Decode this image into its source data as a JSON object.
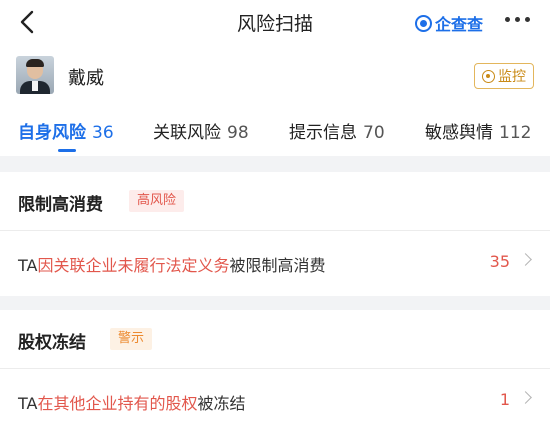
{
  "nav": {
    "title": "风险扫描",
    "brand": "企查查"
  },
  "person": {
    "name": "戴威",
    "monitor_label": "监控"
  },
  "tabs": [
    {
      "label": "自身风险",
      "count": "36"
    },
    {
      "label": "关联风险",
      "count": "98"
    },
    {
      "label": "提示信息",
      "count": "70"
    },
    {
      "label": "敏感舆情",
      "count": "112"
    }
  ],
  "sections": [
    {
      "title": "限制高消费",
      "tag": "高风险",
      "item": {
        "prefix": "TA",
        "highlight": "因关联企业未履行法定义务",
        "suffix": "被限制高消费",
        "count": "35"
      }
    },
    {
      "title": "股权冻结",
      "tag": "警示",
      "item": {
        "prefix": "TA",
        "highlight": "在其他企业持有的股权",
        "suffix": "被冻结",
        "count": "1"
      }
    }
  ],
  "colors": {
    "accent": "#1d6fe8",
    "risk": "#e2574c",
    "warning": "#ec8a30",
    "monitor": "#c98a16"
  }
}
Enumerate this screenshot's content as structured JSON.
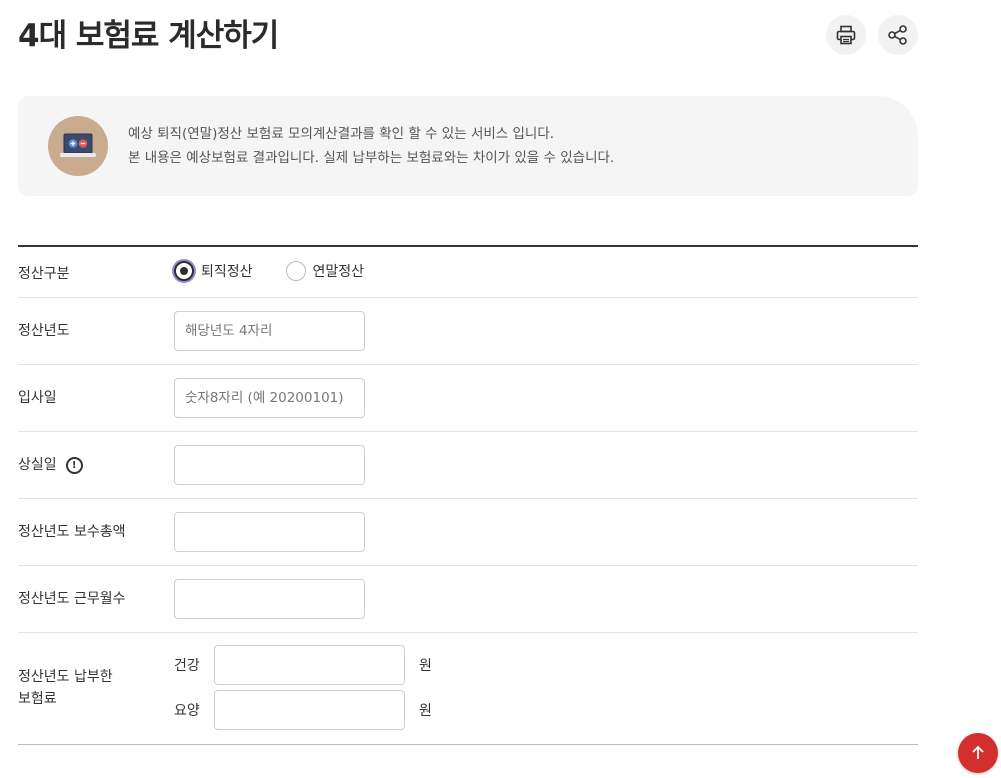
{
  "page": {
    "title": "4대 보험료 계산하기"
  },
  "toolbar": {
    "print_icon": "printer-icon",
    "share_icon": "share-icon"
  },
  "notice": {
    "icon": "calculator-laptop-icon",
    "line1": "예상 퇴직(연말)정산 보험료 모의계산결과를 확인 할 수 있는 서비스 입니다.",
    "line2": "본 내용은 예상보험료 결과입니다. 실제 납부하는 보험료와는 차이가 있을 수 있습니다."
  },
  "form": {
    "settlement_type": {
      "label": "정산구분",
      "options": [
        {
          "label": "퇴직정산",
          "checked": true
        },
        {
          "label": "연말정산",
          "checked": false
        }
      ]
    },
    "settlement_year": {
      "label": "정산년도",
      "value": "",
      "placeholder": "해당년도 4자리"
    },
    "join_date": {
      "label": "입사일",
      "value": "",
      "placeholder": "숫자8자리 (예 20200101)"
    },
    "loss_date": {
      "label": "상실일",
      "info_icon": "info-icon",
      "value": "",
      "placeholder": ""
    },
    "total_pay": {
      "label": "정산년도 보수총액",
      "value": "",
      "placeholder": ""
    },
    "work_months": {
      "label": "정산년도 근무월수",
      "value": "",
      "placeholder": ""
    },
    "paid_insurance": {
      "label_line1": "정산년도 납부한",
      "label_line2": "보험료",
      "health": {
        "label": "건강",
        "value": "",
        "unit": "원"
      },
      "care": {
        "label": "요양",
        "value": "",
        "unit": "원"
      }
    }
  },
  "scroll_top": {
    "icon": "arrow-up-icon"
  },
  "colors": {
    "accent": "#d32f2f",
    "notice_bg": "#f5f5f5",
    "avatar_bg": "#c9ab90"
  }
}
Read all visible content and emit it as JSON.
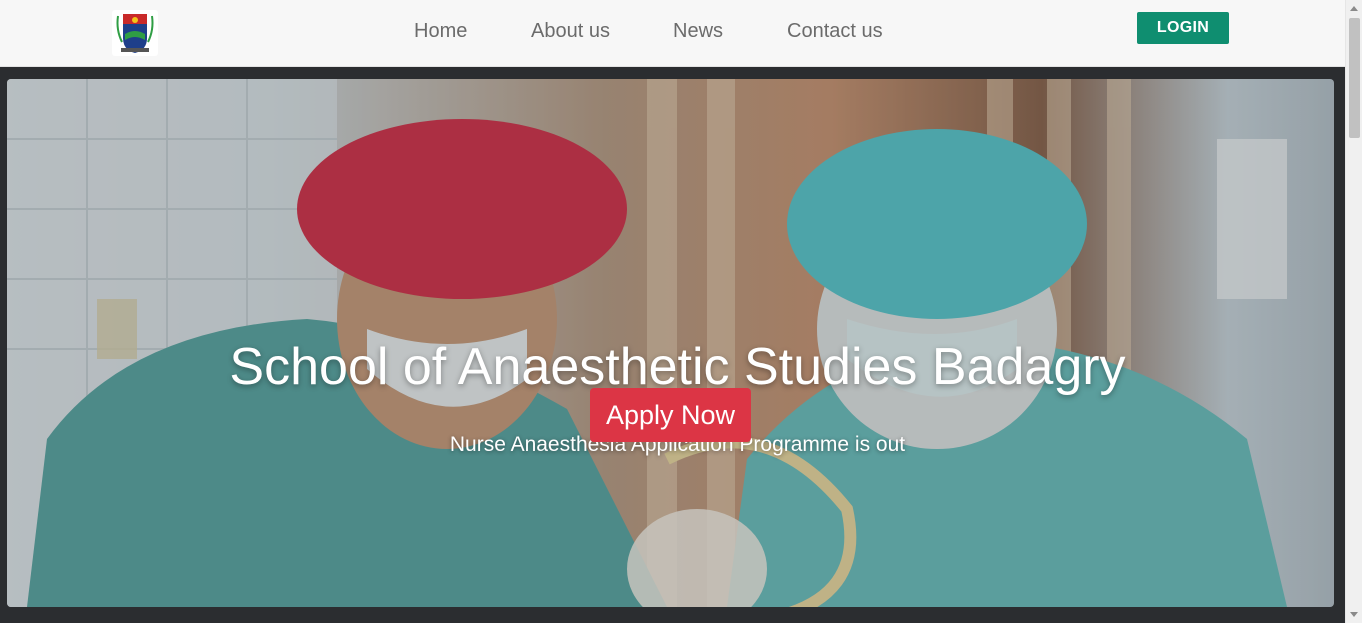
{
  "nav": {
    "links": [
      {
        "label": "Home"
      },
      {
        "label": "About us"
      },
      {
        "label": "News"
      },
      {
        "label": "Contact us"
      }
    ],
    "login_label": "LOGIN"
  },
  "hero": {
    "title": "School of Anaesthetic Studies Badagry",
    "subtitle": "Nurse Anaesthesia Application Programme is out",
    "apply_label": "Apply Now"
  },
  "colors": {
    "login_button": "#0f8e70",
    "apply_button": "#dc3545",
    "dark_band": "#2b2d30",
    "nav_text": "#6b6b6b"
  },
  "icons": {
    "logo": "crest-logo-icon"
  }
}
---
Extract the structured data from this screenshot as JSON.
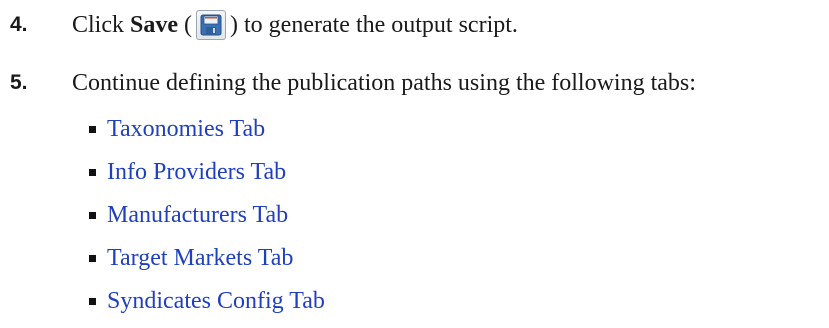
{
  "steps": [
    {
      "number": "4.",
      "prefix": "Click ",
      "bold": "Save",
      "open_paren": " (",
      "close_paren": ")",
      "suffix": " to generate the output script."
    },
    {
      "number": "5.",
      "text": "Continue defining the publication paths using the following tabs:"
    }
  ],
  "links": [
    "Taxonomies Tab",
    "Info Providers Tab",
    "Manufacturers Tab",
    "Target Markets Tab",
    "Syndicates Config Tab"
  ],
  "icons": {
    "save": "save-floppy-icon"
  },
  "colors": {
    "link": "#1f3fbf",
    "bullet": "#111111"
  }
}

__TASK__. Check every line for "data" and show the ones that have it.

__EXPECTED ANSWER__.
Decode this image into its source data as a JSON object.
Extract the structured data from this screenshot as JSON.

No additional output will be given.